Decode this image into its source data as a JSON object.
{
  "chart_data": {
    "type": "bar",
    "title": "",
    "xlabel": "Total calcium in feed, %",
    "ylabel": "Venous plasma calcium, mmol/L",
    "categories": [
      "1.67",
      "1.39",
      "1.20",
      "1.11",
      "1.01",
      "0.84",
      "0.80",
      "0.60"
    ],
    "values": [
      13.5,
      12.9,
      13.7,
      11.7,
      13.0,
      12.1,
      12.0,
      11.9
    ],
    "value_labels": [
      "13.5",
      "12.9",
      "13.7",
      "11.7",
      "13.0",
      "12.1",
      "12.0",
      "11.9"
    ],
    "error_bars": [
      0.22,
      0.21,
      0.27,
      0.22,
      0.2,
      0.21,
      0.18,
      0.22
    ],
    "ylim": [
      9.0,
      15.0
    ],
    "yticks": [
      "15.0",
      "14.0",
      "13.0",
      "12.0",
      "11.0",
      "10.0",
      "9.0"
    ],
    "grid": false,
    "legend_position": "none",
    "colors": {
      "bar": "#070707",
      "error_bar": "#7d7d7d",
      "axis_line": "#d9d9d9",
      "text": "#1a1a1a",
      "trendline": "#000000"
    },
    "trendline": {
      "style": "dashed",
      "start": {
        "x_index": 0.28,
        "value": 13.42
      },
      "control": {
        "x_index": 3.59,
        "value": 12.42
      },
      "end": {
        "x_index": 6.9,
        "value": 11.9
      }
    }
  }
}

= = = = =

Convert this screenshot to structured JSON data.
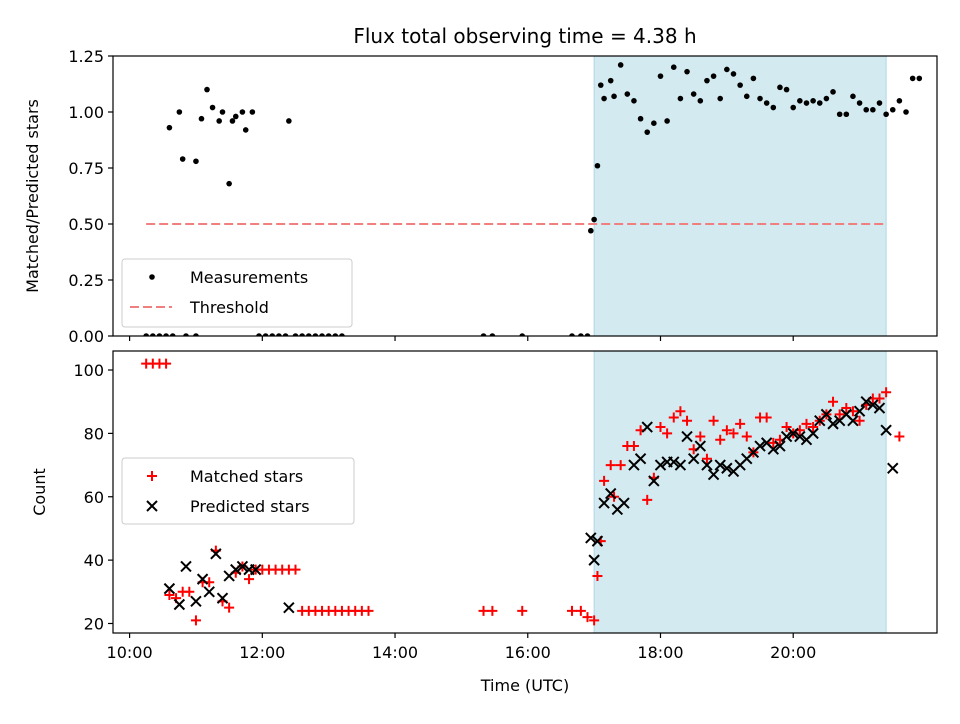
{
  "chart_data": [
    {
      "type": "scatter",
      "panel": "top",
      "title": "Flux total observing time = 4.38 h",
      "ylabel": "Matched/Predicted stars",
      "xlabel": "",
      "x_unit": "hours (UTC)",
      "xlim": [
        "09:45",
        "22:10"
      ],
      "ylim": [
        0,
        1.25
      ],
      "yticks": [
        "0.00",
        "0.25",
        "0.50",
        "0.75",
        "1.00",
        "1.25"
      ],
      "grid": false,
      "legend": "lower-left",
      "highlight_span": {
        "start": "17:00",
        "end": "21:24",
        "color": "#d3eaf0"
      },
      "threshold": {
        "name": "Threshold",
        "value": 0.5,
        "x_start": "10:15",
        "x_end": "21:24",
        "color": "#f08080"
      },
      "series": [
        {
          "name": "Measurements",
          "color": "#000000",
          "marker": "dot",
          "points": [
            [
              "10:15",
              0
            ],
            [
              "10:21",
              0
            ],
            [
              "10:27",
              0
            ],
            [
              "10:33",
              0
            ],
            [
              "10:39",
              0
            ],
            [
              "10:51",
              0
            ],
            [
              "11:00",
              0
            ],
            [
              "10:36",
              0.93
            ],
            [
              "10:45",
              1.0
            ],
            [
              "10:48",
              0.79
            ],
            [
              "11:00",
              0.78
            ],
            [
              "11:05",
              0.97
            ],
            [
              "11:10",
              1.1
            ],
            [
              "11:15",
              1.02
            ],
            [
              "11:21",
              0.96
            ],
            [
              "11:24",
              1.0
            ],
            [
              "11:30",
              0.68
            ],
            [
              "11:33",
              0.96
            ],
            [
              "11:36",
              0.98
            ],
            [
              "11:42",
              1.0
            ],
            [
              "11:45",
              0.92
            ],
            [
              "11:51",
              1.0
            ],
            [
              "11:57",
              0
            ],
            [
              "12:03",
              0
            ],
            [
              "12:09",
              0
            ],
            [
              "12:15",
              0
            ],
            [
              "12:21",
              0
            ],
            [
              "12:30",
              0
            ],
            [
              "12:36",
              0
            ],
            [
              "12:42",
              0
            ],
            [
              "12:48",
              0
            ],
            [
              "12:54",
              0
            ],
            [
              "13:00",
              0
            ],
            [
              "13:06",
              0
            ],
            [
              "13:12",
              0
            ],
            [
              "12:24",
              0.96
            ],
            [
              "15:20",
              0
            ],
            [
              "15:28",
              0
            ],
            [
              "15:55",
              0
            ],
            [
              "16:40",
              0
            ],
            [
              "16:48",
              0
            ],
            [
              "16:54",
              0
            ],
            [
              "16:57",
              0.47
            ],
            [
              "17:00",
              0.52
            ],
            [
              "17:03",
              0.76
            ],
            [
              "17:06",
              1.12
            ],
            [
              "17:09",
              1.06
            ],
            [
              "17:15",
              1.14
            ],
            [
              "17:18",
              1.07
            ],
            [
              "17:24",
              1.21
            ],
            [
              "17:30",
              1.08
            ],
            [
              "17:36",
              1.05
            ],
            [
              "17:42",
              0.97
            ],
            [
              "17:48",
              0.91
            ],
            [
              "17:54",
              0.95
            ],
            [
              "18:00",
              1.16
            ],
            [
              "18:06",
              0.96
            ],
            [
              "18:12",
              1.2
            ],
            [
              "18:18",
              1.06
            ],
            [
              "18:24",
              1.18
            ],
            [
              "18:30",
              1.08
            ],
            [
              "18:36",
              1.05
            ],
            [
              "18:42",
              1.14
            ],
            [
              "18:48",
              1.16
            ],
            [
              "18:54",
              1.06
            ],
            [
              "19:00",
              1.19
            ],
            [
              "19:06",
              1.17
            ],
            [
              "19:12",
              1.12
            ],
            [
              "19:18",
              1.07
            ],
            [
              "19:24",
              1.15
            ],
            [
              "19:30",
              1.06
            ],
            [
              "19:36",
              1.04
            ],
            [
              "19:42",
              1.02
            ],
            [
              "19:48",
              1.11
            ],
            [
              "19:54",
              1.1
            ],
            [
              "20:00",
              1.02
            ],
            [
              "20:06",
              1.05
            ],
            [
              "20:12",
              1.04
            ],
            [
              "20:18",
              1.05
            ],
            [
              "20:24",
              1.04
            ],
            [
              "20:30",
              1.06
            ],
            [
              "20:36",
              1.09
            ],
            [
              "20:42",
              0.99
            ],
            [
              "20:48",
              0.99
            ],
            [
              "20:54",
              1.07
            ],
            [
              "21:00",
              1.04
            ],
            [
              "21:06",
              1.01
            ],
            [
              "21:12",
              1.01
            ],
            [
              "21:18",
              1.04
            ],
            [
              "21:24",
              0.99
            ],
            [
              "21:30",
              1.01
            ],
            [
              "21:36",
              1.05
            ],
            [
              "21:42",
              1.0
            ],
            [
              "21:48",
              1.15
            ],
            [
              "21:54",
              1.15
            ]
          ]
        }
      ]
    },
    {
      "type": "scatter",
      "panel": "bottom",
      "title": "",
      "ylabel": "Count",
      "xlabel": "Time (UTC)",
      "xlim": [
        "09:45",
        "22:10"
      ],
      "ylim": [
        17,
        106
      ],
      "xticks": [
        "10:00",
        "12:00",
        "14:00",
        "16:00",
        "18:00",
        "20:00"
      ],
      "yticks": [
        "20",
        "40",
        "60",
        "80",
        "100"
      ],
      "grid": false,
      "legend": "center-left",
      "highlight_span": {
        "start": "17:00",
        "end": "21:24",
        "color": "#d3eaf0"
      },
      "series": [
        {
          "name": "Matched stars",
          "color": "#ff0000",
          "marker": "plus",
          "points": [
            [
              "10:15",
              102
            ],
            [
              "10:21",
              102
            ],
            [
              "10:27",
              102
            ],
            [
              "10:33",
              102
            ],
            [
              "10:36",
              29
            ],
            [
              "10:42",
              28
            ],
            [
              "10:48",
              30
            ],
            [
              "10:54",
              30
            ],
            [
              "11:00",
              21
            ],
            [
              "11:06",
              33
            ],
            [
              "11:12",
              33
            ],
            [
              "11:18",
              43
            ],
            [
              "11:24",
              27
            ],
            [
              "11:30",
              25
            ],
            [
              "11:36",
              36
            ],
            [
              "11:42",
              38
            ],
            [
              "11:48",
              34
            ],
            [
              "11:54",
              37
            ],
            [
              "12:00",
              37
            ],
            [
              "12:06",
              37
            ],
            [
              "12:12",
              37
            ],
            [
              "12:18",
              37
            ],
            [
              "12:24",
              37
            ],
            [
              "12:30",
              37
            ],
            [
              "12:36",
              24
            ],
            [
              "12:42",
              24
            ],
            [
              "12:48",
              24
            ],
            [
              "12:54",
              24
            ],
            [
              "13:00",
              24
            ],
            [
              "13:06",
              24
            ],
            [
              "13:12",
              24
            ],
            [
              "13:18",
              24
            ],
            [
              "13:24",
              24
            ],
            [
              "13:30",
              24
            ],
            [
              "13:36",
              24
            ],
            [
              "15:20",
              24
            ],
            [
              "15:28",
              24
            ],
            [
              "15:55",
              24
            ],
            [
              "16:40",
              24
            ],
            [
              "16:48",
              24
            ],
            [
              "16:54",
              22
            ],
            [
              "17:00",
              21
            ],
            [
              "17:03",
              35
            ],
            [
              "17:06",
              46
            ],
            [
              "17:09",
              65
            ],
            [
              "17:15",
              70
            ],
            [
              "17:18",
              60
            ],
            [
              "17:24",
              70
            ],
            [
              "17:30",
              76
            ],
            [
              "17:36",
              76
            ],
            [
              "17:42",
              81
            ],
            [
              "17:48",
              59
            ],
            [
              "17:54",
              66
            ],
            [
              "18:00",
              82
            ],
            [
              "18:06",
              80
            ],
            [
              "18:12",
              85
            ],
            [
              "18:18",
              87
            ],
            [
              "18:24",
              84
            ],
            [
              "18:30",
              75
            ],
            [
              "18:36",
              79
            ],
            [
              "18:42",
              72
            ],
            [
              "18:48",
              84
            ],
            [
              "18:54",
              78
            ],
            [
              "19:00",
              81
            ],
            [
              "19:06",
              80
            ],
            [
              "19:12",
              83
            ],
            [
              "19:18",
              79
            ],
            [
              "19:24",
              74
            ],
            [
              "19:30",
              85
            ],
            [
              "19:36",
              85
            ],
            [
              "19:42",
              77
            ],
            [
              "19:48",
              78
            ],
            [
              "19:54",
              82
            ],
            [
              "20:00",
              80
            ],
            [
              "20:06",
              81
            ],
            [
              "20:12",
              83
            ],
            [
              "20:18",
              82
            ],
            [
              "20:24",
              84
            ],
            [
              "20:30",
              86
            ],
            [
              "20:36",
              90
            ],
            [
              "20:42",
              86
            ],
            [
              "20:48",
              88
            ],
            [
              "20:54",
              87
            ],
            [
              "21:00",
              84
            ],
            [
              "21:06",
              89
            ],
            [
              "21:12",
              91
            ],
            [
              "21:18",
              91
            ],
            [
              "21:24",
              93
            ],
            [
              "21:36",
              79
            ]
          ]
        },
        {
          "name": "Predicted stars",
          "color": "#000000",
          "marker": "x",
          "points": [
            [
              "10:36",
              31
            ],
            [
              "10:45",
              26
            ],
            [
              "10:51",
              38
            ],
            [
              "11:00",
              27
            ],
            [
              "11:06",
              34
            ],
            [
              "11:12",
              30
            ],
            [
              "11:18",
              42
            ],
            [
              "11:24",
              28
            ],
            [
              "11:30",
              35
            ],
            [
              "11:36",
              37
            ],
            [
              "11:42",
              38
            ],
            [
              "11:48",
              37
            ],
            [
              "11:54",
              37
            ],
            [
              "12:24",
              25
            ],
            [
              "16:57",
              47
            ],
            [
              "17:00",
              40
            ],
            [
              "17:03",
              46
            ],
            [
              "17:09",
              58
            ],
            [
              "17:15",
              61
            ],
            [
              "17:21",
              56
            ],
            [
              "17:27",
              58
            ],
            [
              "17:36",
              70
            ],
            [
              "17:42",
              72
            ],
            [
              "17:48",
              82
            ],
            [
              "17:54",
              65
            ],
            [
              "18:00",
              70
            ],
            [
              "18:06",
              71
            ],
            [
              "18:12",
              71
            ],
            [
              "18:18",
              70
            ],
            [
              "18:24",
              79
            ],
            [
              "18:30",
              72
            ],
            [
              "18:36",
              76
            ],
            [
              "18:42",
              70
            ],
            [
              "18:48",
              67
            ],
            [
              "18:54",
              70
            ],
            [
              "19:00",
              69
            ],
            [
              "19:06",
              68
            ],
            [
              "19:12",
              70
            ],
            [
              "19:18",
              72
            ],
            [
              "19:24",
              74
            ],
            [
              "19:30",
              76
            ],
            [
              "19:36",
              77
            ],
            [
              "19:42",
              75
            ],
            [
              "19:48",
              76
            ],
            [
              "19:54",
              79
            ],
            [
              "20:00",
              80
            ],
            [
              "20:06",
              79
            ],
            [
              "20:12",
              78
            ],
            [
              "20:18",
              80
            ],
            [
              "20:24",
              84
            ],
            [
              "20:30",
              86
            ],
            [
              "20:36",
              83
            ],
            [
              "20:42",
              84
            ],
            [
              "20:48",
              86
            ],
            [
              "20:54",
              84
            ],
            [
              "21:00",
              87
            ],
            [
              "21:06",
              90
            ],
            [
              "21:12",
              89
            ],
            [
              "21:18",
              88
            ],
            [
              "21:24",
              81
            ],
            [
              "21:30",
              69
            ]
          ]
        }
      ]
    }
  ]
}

= = = = =

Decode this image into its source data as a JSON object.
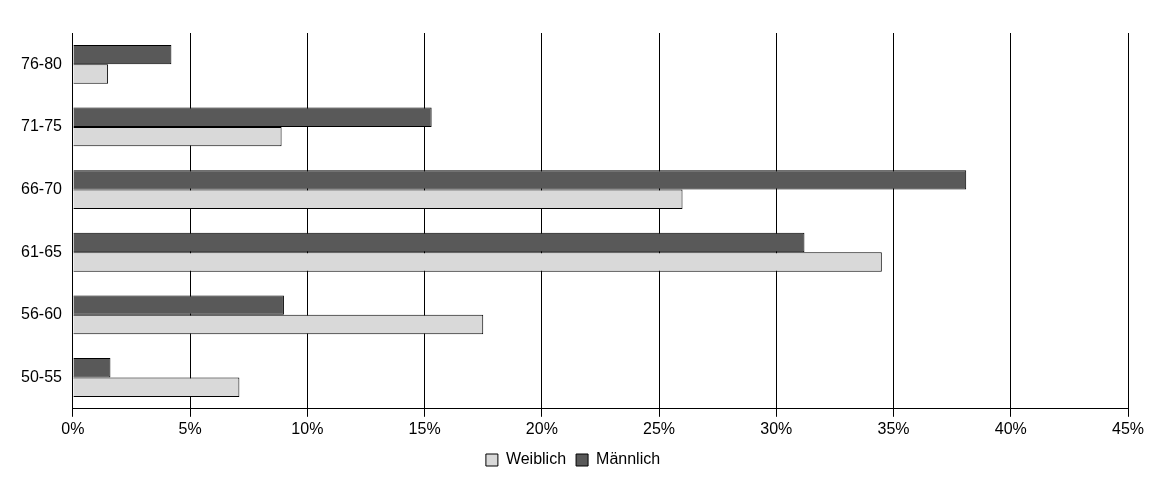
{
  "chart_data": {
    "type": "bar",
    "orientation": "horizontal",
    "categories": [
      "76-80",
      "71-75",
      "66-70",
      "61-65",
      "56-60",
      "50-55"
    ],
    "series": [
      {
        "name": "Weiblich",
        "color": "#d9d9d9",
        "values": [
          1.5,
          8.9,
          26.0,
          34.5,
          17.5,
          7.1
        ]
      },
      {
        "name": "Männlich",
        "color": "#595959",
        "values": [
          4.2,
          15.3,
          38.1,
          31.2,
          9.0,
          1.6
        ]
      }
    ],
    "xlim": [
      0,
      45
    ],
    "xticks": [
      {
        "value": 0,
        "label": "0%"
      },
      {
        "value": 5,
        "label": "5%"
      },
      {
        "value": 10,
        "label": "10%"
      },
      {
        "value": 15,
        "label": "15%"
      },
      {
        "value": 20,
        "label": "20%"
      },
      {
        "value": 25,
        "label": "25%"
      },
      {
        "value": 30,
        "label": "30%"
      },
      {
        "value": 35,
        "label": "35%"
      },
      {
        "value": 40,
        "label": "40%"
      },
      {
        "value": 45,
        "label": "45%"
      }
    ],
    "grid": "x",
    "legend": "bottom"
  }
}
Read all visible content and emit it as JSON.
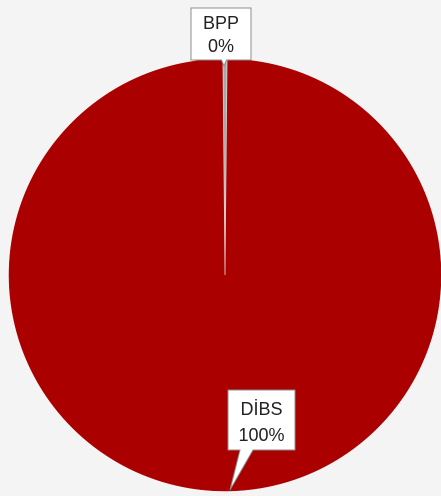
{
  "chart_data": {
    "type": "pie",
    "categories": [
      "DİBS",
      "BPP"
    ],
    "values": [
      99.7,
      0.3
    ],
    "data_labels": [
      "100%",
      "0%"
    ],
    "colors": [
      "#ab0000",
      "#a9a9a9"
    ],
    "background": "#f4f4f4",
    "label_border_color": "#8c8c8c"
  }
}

= = = = =

SHORT PROBLEM: Count how many lines above carry the word "JSON". Only the number is required.

IN RESPONSE: 4